• [Exercise description] Will you transcribe all the entries word for word, skipping the pictures they hold?
↓
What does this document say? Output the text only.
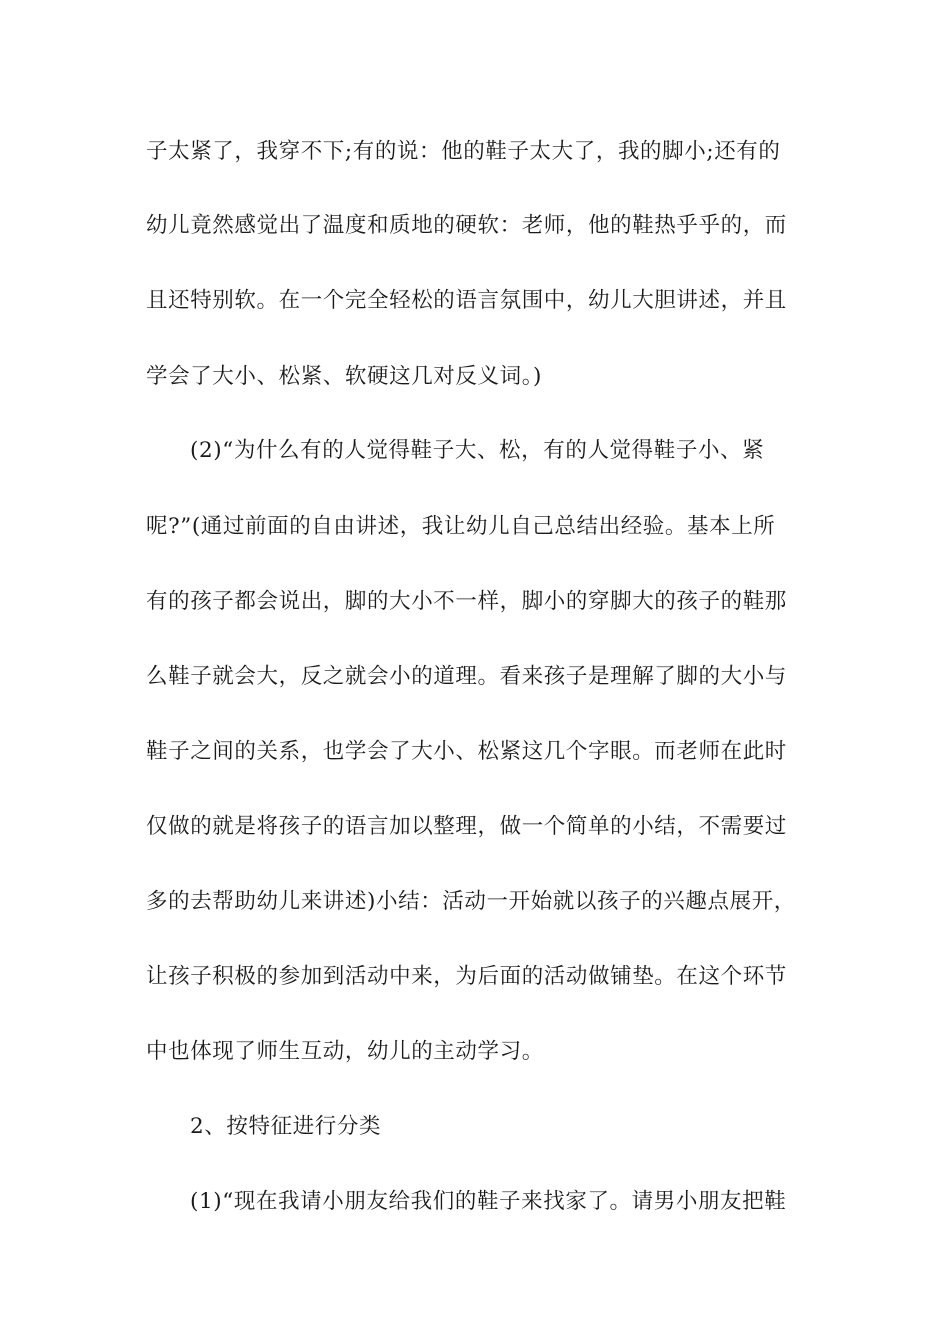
子太紧了，我穿不下;有的说：他的鞋子太大了，我的脚小;还有的
幼儿竟然感觉出了温度和质地的硬软：老师，他的鞋热乎乎的，而
且还特别软。在一个完全轻松的语言氛围中，幼儿大胆讲述，并且
学会了大小、松紧、软硬这几对反义词。)
(2)“为什么有的人觉得鞋子大、松，有的人觉得鞋子小、紧
呢?”(通过前面的自由讲述，我让幼儿自己总结出经验。基本上所
有的孩子都会说出，脚的大小不一样，脚小的穿脚大的孩子的鞋那
么鞋子就会大，反之就会小的道理。看来孩子是理解了脚的大小与
鞋子之间的关系，也学会了大小、松紧这几个字眼。而老师在此时
仅做的就是将孩子的语言加以整理，做一个简单的小结，不需要过
多的去帮助幼儿来讲述)小结：活动一开始就以孩子的兴趣点展开，
让孩子积极的参加到活动中来，为后面的活动做铺垫。在这个环节
中也体现了师生互动，幼儿的主动学习。
2、按特征进行分类
(1)“现在我请小朋友给我们的鞋子来找家了。请男小朋友把鞋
↑
• [Solved exercise]
What does this document say? Output the text only.
子太紧了，我穿不下;有的说：他的鞋子太大了，我的脚小;还有的
幼儿竟然感觉出了温度和质地的硬软：老师，他的鞋热乎乎的，而
且还特别软。在一个完全轻松的语言氛围中，幼儿大胆讲述，并且
学会了大小、松紧、软硬这几对反义词。)
(2)“为什么有的人觉得鞋子大、松，有的人觉得鞋子小、紧
呢?”(通过前面的自由讲述，我让幼儿自己总结出经验。基本上所
有的孩子都会说出，脚的大小不一样，脚小的穿脚大的孩子的鞋那
么鞋子就会大，反之就会小的道理。看来孩子是理解了脚的大小与
鞋子之间的关系，也学会了大小、松紧这几个字眼。而老师在此时
仅做的就是将孩子的语言加以整理，做一个简单的小结，不需要过
多的去帮助幼儿来讲述)小结：活动一开始就以孩子的兴趣点展开，
让孩子积极的参加到活动中来，为后面的活动做铺垫。在这个环节
中也体现了师生互动，幼儿的主动学习。
2、按特征进行分类
(1)“现在我请小朋友给我们的鞋子来找家了。请男小朋友把鞋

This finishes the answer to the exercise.